> _Text to read_:
▶

Segment Trees: A Complete Interview Guide
What Is a Segment Tree?
A segment tree is a binary tree data structure that stores information about intervals (segments) of an array. It allows you to answer range queries and perform point updates in O(log n) time, compared to the O(n) time required by a naive array scan. The tree is built over an array of n elements, and each node in the segment tree represents a contiguous subarray, storing some aggregate value for that segment — such as sum, minimum, maximum, greatest common divisor, or any associative operation.
The classic segment tree is a full binary tree where leaf nodes correspond to individual array elements, and internal nodes represent the merged result of their two children. The root node covers the entire array from index 0 to n-1.

◀

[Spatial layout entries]
▶

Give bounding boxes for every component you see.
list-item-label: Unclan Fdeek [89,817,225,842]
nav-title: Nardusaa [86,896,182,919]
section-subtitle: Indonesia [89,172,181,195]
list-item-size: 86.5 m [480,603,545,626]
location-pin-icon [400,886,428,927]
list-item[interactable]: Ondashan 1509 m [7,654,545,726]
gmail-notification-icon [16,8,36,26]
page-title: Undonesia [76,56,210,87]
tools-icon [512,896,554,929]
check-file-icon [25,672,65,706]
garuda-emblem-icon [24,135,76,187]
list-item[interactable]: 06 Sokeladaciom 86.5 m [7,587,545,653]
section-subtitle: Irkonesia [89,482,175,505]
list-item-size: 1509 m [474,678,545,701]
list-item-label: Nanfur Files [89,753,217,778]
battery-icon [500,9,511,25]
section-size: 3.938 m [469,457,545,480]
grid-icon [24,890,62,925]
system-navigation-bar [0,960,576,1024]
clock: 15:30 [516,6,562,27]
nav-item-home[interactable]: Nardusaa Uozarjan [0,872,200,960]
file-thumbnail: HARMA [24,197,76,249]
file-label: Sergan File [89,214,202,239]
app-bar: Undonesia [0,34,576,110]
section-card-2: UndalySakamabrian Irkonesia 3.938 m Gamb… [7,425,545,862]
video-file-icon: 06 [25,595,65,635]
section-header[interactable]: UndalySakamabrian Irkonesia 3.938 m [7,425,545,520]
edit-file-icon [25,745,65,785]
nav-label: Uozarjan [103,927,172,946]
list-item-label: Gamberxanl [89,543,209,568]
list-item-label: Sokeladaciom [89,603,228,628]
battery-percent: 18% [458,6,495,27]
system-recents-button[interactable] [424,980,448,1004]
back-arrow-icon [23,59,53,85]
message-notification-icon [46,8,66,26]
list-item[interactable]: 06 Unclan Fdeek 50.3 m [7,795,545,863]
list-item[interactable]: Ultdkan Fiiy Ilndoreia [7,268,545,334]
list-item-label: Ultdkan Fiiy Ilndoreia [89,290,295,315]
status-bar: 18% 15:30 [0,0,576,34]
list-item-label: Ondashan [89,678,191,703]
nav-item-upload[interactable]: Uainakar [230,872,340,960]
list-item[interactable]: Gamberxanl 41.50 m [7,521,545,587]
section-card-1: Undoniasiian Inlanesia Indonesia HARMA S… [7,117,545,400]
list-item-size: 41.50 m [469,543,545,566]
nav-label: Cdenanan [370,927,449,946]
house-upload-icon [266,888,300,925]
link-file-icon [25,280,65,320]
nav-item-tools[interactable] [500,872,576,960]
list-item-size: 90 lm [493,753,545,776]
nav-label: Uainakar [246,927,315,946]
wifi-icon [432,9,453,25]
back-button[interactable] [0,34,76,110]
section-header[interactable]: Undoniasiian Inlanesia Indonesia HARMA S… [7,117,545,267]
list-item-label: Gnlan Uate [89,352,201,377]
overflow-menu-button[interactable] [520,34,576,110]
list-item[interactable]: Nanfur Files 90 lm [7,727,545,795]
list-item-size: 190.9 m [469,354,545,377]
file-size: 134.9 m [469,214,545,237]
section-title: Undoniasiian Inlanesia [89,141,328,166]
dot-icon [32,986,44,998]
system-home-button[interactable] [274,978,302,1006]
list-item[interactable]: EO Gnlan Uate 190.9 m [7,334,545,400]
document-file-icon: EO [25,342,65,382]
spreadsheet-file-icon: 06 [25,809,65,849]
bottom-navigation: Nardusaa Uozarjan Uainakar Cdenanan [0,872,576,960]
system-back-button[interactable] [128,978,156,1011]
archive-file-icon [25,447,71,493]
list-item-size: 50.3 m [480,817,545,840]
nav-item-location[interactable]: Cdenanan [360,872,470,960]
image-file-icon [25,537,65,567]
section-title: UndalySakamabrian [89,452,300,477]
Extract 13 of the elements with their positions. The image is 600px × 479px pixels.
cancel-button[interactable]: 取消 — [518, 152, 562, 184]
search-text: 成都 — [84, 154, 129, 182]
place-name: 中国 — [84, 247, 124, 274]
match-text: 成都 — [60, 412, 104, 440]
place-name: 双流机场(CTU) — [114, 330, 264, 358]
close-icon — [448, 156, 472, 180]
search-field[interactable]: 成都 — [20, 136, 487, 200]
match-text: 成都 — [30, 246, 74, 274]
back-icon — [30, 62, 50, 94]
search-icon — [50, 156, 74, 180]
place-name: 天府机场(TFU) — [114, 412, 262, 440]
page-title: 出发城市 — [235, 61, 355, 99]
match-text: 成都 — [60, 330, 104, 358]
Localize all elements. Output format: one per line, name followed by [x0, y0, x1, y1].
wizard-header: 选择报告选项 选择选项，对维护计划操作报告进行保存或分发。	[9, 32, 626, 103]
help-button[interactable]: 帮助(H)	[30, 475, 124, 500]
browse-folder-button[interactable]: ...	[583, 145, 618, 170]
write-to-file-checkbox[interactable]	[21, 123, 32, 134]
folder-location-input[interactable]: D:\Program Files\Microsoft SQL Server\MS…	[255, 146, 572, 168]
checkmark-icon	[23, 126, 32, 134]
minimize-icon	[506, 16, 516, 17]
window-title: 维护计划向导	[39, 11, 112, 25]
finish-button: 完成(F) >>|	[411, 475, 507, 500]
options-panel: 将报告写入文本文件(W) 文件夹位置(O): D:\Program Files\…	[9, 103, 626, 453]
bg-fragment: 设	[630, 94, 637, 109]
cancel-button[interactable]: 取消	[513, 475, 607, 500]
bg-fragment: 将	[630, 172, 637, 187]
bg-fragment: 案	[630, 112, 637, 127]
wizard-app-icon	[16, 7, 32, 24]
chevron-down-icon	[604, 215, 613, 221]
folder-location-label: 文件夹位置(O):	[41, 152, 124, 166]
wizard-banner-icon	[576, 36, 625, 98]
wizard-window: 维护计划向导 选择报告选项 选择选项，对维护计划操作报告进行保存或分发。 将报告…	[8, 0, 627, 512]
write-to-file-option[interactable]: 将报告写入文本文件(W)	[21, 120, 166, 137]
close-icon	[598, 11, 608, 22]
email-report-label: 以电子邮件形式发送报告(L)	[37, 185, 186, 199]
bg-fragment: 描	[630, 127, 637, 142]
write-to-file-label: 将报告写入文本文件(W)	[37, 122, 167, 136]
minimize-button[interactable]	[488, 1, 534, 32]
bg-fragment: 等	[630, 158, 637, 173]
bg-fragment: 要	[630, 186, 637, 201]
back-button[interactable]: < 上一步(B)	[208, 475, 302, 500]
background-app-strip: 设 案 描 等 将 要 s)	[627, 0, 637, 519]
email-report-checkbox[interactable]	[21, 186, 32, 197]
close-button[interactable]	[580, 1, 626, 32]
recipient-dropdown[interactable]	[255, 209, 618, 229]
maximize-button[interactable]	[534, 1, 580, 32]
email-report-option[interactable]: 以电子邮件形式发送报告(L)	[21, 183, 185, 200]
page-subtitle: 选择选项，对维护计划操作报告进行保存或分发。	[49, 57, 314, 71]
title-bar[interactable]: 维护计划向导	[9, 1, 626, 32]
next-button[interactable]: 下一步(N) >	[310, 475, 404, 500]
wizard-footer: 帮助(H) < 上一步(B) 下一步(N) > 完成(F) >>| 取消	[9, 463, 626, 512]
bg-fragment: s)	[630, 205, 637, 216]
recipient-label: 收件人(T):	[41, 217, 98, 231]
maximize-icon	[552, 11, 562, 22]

◀

> _Stated problem_: In the segment tree text, which specific aggregate values are named as examples of what a node can store for its segment?

> _Task solution_: Sum, minimum, maximum, and greatest common divisor.